▶ [WHAT TO DO]
Check every line below for the word "Montant" and copy each one that has it.

----- DATASET RECORDS -----

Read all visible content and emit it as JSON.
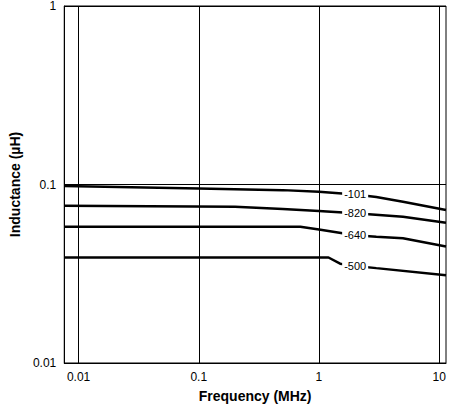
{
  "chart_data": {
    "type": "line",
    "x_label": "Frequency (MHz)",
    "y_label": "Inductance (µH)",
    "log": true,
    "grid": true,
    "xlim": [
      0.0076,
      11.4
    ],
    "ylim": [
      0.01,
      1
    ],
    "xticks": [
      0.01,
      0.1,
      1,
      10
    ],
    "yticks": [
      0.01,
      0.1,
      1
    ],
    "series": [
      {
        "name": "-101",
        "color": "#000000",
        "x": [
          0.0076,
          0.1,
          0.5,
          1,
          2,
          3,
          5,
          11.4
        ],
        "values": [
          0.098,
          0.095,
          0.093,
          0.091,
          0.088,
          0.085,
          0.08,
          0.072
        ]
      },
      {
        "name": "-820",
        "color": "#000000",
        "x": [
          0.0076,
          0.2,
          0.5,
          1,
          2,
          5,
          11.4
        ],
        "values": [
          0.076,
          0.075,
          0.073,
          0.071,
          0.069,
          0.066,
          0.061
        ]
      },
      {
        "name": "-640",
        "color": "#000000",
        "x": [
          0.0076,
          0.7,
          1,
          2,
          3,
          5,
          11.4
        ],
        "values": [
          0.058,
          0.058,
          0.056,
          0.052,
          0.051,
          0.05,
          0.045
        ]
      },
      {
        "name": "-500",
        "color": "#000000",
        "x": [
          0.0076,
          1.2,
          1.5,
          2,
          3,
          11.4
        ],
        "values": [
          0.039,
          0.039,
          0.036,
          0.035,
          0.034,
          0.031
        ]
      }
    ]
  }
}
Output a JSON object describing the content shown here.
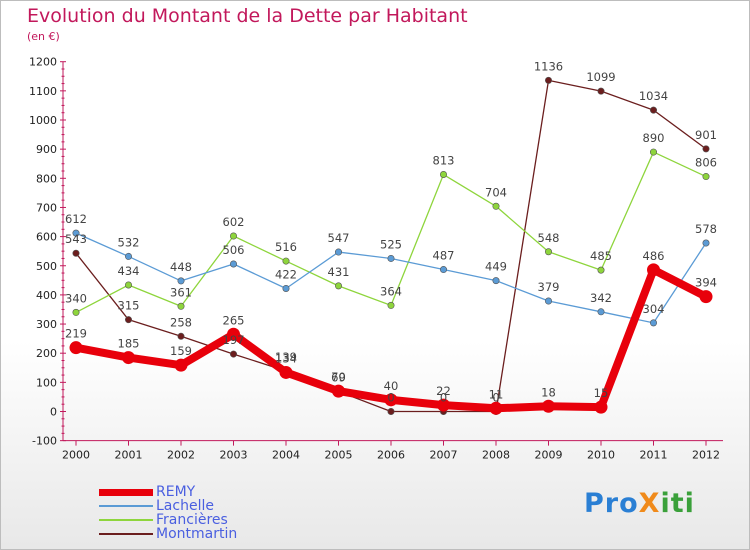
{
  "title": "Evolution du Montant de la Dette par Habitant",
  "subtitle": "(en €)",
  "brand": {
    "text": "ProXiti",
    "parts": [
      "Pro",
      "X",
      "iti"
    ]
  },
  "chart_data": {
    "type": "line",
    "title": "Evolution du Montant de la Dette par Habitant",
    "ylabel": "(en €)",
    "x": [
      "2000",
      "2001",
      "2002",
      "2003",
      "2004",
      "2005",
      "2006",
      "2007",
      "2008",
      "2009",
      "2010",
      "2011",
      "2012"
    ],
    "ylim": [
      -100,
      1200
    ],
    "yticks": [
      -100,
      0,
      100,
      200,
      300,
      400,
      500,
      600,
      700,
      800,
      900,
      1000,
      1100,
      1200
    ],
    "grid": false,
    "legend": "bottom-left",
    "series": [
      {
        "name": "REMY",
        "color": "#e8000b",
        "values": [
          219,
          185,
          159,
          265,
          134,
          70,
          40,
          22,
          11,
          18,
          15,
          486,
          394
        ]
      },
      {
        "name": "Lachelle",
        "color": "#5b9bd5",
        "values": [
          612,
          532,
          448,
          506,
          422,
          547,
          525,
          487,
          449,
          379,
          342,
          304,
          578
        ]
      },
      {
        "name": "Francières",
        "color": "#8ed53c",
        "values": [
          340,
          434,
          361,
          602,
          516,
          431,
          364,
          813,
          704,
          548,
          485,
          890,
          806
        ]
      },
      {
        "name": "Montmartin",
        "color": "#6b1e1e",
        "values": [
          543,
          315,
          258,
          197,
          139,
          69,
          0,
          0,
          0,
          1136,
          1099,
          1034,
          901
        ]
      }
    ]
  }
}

-----

▶ [COMPLETED TASK]
  "title": "Evolution du Montant de la Dette par Habitant",
    "title": "Evolution du Montant de la Dette par Habitant",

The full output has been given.